Stated goal: Write out the data again in full, exactly as it reads.

Extracted records:
·····
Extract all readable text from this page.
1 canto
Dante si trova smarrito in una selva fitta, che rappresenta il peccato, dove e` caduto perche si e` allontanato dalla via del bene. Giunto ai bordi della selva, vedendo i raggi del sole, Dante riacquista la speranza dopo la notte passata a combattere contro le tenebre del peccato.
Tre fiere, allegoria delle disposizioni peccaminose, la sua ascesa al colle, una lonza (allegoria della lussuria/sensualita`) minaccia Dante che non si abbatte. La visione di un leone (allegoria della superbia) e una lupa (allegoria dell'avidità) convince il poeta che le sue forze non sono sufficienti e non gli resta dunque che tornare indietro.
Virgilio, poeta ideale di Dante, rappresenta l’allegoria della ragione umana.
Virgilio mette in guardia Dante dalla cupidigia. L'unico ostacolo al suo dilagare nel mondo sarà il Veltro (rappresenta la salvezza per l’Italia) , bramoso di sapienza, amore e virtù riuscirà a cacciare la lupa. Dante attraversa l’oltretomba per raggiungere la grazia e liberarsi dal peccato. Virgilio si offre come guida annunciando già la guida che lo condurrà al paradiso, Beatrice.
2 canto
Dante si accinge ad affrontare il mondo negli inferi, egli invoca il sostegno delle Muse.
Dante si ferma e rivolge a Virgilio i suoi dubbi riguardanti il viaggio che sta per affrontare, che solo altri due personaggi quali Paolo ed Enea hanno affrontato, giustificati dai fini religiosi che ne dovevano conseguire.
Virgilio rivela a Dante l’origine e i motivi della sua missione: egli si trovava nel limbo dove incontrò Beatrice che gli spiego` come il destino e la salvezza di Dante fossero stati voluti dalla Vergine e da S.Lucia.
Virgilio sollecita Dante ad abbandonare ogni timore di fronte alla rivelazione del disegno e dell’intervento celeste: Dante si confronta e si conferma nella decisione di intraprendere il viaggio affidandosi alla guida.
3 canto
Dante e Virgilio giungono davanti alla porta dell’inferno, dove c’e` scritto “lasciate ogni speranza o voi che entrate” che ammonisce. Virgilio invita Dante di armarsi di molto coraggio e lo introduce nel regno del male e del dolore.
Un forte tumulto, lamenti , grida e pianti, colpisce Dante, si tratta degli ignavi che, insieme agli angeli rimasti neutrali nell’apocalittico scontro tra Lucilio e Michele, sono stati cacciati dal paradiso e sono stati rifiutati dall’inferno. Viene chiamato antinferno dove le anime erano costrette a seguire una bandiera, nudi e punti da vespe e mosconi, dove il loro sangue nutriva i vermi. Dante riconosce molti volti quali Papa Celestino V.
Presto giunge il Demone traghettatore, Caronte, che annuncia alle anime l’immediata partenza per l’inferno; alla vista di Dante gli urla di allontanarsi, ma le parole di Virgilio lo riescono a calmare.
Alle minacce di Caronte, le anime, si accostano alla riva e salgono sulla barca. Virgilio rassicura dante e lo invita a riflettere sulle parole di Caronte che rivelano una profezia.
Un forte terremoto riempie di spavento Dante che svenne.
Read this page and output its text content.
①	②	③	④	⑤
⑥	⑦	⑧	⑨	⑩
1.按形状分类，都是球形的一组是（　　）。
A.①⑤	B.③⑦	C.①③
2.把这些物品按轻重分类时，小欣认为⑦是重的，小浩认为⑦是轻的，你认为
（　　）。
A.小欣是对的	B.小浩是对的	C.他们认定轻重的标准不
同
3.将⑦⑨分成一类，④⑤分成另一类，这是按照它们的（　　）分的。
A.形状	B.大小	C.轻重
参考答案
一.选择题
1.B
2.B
·····
Result of the exercise:
Extract all readable text from this page.
1 canto
Dante si trova smarrito in una selva fitta, che rappresenta il peccato, dove e` caduto perche si e` allontanato dalla via del bene. Giunto ai bordi della selva, vedendo i raggi del sole, Dante riacquista la speranza dopo la notte passata a combattere contro le tenebre del peccato.
Tre fiere, allegoria delle disposizioni peccaminose, la sua ascesa al colle, una lonza (allegoria della lussuria/sensualita`) minaccia Dante che non si abbatte. La visione di un leone (allegoria della superbia) e una lupa (allegoria dell'avidità) convince il poeta che le sue forze non sono sufficienti e non gli resta dunque che tornare indietro.
Virgilio, poeta ideale di Dante, rappresenta l’allegoria della ragione umana.
Virgilio mette in guardia Dante dalla cupidigia. L'unico ostacolo al suo dilagare nel mondo sarà il Veltro (rappresenta la salvezza per l’Italia) , bramoso di sapienza, amore e virtù riuscirà a cacciare la lupa. Dante attraversa l’oltretomba per raggiungere la grazia e liberarsi dal peccato. Virgilio si offre come guida annunciando già la guida che lo condurrà al paradiso, Beatrice.
2 canto
Dante si accinge ad affrontare il mondo negli inferi, egli invoca il sostegno delle Muse.
Dante si ferma e rivolge a Virgilio i suoi dubbi riguardanti il viaggio che sta per affrontare, che solo altri due personaggi quali Paolo ed Enea hanno affrontato, giustificati dai fini religiosi che ne dovevano conseguire.
Virgilio rivela a Dante l’origine e i motivi della sua missione: egli si trovava nel limbo dove incontrò Beatrice che gli spiego` come il destino e la salvezza di Dante fossero stati voluti dalla Vergine e da S.Lucia.
Virgilio sollecita Dante ad abbandonare ogni timore di fronte alla rivelazione del disegno e dell’intervento celeste: Dante si confronta e si conferma nella decisione di intraprendere il viaggio affidandosi alla guida.
3 canto
Dante e Virgilio giungono davanti alla porta dell’inferno, dove c’e` scritto “lasciate ogni speranza o voi che entrate” che ammonisce. Virgilio invita Dante di armarsi di molto coraggio e lo introduce nel regno del male e del dolore.
Un forte tumulto, lamenti , grida e pianti, colpisce Dante, si tratta degli ignavi che, insieme agli angeli rimasti neutrali nell’apocalittico scontro tra Lucilio e Michele, sono stati cacciati dal paradiso e sono stati rifiutati dall’inferno. Viene chiamato antinferno dove le anime erano costrette a seguire una bandiera, nudi e punti da vespe e mosconi, dove il loro sangue nutriva i vermi. Dante riconosce molti volti quali Papa Celestino V.
Presto giunge il Demone traghettatore, Caronte, che annuncia alle anime l’immediata partenza per l’inferno; alla vista di Dante gli urla di allontanarsi, ma le parole di Virgilio lo riescono a calmare.
Alle minacce di Caronte, le anime, si accostano alla riva e salgono sulla barca. Virgilio rassicura dante e lo invita a riflettere sulle parole di Caronte che rivelano una profezia.
Un forte terremoto riempie di spavento Dante che svenne.
Read this page and output its text content.
①	②	③	④	⑤
⑥	⑦	⑧	⑨	⑩
1.按形状分类，都是球形的一组是（　　）。
A.①⑤	B.③⑦	C.①③
2.把这些物品按轻重分类时，小欣认为⑦是重的，小浩认为⑦是轻的，你认为
（　　）。
A.小欣是对的	B.小浩是对的	C.他们认定轻重的标准不
同
3.将⑦⑨分成一类，④⑤分成另一类，这是按照它们的（　　）分的。
A.形状	B.大小	C.轻重
参考答案
一.选择题
1.B
2.B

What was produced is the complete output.